### ACTIVITY
When copying the data, keep every line exactly the same.

===== DATASET RECORDS =====

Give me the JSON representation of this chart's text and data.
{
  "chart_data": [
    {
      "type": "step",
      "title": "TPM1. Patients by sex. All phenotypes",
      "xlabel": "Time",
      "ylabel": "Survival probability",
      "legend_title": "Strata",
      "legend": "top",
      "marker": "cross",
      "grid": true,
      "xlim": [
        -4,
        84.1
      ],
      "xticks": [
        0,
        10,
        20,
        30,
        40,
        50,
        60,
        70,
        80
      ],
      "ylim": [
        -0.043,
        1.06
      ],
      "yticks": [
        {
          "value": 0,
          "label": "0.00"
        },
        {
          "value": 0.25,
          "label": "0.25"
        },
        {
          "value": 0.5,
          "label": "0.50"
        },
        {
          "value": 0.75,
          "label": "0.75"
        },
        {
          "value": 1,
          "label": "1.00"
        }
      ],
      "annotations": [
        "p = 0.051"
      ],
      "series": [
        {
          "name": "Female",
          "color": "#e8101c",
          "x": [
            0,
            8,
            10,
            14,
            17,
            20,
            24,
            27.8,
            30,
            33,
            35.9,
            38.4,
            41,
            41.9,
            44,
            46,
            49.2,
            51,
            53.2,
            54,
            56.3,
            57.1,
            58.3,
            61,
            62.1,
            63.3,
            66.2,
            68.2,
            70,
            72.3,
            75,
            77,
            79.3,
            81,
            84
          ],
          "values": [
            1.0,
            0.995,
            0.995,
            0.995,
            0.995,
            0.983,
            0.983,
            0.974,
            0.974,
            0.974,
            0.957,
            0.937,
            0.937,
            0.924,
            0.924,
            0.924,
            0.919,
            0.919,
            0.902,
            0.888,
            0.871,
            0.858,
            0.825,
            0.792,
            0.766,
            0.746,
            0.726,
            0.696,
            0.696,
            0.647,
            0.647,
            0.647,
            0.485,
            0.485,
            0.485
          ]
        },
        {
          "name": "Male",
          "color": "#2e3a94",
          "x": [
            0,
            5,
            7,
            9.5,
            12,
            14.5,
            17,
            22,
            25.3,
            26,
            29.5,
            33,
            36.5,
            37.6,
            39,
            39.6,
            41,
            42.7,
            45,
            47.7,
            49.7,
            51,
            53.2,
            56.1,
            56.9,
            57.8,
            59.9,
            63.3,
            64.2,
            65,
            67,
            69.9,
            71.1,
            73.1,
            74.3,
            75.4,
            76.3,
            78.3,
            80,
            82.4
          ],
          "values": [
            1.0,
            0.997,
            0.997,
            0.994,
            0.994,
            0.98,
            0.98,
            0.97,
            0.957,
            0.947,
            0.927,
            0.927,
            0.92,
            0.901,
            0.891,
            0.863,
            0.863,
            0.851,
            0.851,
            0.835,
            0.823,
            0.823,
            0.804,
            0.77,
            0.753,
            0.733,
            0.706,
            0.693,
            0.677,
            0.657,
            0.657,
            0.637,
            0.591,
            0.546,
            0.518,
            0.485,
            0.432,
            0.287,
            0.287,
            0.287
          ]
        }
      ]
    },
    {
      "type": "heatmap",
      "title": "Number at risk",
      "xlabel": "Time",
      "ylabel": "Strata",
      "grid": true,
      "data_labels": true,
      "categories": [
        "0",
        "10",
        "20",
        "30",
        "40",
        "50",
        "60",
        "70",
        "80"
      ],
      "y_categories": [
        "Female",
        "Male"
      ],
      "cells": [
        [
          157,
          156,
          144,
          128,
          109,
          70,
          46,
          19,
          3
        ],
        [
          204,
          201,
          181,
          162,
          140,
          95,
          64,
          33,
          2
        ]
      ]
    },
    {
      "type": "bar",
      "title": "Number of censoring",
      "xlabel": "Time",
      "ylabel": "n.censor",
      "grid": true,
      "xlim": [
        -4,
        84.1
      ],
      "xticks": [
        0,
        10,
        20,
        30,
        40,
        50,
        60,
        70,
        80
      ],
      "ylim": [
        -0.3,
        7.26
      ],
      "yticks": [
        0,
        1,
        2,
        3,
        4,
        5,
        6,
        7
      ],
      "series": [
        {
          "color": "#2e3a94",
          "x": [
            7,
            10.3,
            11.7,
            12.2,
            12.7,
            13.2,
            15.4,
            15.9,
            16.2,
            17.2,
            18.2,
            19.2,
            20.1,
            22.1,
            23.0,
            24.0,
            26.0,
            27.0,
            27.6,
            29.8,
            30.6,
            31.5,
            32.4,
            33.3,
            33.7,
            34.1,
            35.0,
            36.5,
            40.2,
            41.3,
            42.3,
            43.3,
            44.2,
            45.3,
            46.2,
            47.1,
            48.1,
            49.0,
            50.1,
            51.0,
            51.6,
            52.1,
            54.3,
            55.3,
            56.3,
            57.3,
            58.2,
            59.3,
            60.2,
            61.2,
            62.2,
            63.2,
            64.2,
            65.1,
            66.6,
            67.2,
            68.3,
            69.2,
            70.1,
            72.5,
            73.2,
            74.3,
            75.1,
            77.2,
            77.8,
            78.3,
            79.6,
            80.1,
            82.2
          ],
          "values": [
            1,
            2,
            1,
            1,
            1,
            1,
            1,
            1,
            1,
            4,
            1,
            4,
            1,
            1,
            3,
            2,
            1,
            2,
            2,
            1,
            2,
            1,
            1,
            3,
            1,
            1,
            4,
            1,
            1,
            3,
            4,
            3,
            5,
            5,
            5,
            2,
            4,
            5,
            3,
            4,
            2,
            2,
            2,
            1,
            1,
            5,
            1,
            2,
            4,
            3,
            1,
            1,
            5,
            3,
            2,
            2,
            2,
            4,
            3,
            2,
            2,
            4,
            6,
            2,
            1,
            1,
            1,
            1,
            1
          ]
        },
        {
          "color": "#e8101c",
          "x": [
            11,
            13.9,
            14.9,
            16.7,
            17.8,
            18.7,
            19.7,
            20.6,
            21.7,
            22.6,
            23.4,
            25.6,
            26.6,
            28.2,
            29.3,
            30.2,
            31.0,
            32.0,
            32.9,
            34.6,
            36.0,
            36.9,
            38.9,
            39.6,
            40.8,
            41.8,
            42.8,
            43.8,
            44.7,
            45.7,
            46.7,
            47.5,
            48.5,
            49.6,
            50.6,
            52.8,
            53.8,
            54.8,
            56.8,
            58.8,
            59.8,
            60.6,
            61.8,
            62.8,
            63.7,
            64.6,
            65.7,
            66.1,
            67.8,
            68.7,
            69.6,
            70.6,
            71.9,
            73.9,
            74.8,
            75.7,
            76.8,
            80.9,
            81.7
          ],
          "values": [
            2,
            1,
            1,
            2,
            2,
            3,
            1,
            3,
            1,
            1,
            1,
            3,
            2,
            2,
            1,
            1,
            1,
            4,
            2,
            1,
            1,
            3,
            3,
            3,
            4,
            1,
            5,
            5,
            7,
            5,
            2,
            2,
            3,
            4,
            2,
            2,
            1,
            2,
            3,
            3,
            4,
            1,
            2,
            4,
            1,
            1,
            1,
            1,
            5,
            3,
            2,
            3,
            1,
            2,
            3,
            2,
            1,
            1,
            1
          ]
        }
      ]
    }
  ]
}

=====

### ANSWER TO THIS EXERCISE
Give me the JSON representation of this chart's text and data.
{
  "chart_data": [
    {
      "type": "step",
      "title": "TPM1. Patients by sex. All phenotypes",
      "xlabel": "Time",
      "ylabel": "Survival probability",
      "legend_title": "Strata",
      "legend": "top",
      "marker": "cross",
      "grid": true,
      "xlim": [
        -4,
        84.1
      ],
      "xticks": [
        0,
        10,
        20,
        30,
        40,
        50,
        60,
        70,
        80
      ],
      "ylim": [
        -0.043,
        1.06
      ],
      "yticks": [
        {
          "value": 0,
          "label": "0.00"
        },
        {
          "value": 0.25,
          "label": "0.25"
        },
        {
          "value": 0.5,
          "label": "0.50"
        },
        {
          "value": 0.75,
          "label": "0.75"
        },
        {
          "value": 1,
          "label": "1.00"
        }
      ],
      "annotations": [
        "p = 0.051"
      ],
      "series": [
        {
          "name": "Female",
          "color": "#e8101c",
          "x": [
            0,
            8,
            10,
            14,
            17,
            20,
            24,
            27.8,
            30,
            33,
            35.9,
            38.4,
            41,
            41.9,
            44,
            46,
            49.2,
            51,
            53.2,
            54,
            56.3,
            57.1,
            58.3,
            61,
            62.1,
            63.3,
            66.2,
            68.2,
            70,
            72.3,
            75,
            77,
            79.3,
            81,
            84
          ],
          "values": [
            1.0,
            0.995,
            0.995,
            0.995,
            0.995,
            0.983,
            0.983,
            0.974,
            0.974,
            0.974,
            0.957,
            0.937,
            0.937,
            0.924,
            0.924,
            0.924,
            0.919,
            0.919,
            0.902,
            0.888,
            0.871,
            0.858,
            0.825,
            0.792,
            0.766,
            0.746,
            0.726,
            0.696,
            0.696,
            0.647,
            0.647,
            0.647,
            0.485,
            0.485,
            0.485
          ]
        },
        {
          "name": "Male",
          "color": "#2e3a94",
          "x": [
            0,
            5,
            7,
            9.5,
            12,
            14.5,
            17,
            22,
            25.3,
            26,
            29.5,
            33,
            36.5,
            37.6,
            39,
            39.6,
            41,
            42.7,
            45,
            47.7,
            49.7,
            51,
            53.2,
            56.1,
            56.9,
            57.8,
            59.9,
            63.3,
            64.2,
            65,
            67,
            69.9,
            71.1,
            73.1,
            74.3,
            75.4,
            76.3,
            78.3,
            80,
            82.4
          ],
          "values": [
            1.0,
            0.997,
            0.997,
            0.994,
            0.994,
            0.98,
            0.98,
            0.97,
            0.957,
            0.947,
            0.927,
            0.927,
            0.92,
            0.901,
            0.891,
            0.863,
            0.863,
            0.851,
            0.851,
            0.835,
            0.823,
            0.823,
            0.804,
            0.77,
            0.753,
            0.733,
            0.706,
            0.693,
            0.677,
            0.657,
            0.657,
            0.637,
            0.591,
            0.546,
            0.518,
            0.485,
            0.432,
            0.287,
            0.287,
            0.287
          ]
        }
      ]
    },
    {
      "type": "heatmap",
      "title": "Number at risk",
      "xlabel": "Time",
      "ylabel": "Strata",
      "grid": true,
      "data_labels": true,
      "categories": [
        "0",
        "10",
        "20",
        "30",
        "40",
        "50",
        "60",
        "70",
        "80"
      ],
      "y_categories": [
        "Female",
        "Male"
      ],
      "cells": [
        [
          157,
          156,
          144,
          128,
          109,
          70,
          46,
          19,
          3
        ],
        [
          204,
          201,
          181,
          162,
          140,
          95,
          64,
          33,
          2
        ]
      ]
    },
    {
      "type": "bar",
      "title": "Number of censoring",
      "xlabel": "Time",
      "ylabel": "n.censor",
      "grid": true,
      "xlim": [
        -4,
        84.1
      ],
      "xticks": [
        0,
        10,
        20,
        30,
        40,
        50,
        60,
        70,
        80
      ],
      "ylim": [
        -0.3,
        7.26
      ],
      "yticks": [
        0,
        1,
        2,
        3,
        4,
        5,
        6,
        7
      ],
      "series": [
        {
          "color": "#2e3a94",
          "x": [
            7,
            10.3,
            11.7,
            12.2,
            12.7,
            13.2,
            15.4,
            15.9,
            16.2,
            17.2,
            18.2,
            19.2,
            20.1,
            22.1,
            23.0,
            24.0,
            26.0,
            27.0,
            27.6,
            29.8,
            30.6,
            31.5,
            32.4,
            33.3,
            33.7,
            34.1,
            35.0,
            36.5,
            40.2,
            41.3,
            42.3,
            43.3,
            44.2,
            45.3,
            46.2,
            47.1,
            48.1,
            49.0,
            50.1,
            51.0,
            51.6,
            52.1,
            54.3,
            55.3,
            56.3,
            57.3,
            58.2,
            59.3,
            60.2,
            61.2,
            62.2,
            63.2,
            64.2,
            65.1,
            66.6,
            67.2,
            68.3,
            69.2,
            70.1,
            72.5,
            73.2,
            74.3,
            75.1,
            77.2,
            77.8,
            78.3,
            79.6,
            80.1,
            82.2
          ],
          "values": [
            1,
            2,
            1,
            1,
            1,
            1,
            1,
            1,
            1,
            4,
            1,
            4,
            1,
            1,
            3,
            2,
            1,
            2,
            2,
            1,
            2,
            1,
            1,
            3,
            1,
            1,
            4,
            1,
            1,
            3,
            4,
            3,
            5,
            5,
            5,
            2,
            4,
            5,
            3,
            4,
            2,
            2,
            2,
            1,
            1,
            5,
            1,
            2,
            4,
            3,
            1,
            1,
            5,
            3,
            2,
            2,
            2,
            4,
            3,
            2,
            2,
            4,
            6,
            2,
            1,
            1,
            1,
            1,
            1
          ]
        },
        {
          "color": "#e8101c",
          "x": [
            11,
            13.9,
            14.9,
            16.7,
            17.8,
            18.7,
            19.7,
            20.6,
            21.7,
            22.6,
            23.4,
            25.6,
            26.6,
            28.2,
            29.3,
            30.2,
            31.0,
            32.0,
            32.9,
            34.6,
            36.0,
            36.9,
            38.9,
            39.6,
            40.8,
            41.8,
            42.8,
            43.8,
            44.7,
            45.7,
            46.7,
            47.5,
            48.5,
            49.6,
            50.6,
            52.8,
            53.8,
            54.8,
            56.8,
            58.8,
            59.8,
            60.6,
            61.8,
            62.8,
            63.7,
            64.6,
            65.7,
            66.1,
            67.8,
            68.7,
            69.6,
            70.6,
            71.9,
            73.9,
            74.8,
            75.7,
            76.8,
            80.9,
            81.7
          ],
          "values": [
            2,
            1,
            1,
            2,
            2,
            3,
            1,
            3,
            1,
            1,
            1,
            3,
            2,
            2,
            1,
            1,
            1,
            4,
            2,
            1,
            1,
            3,
            3,
            3,
            4,
            1,
            5,
            5,
            7,
            5,
            2,
            2,
            3,
            4,
            2,
            2,
            1,
            2,
            3,
            3,
            4,
            1,
            2,
            4,
            1,
            1,
            1,
            1,
            5,
            3,
            2,
            3,
            1,
            2,
            3,
            2,
            1,
            1,
            1
          ]
        }
      ]
    }
  ]
}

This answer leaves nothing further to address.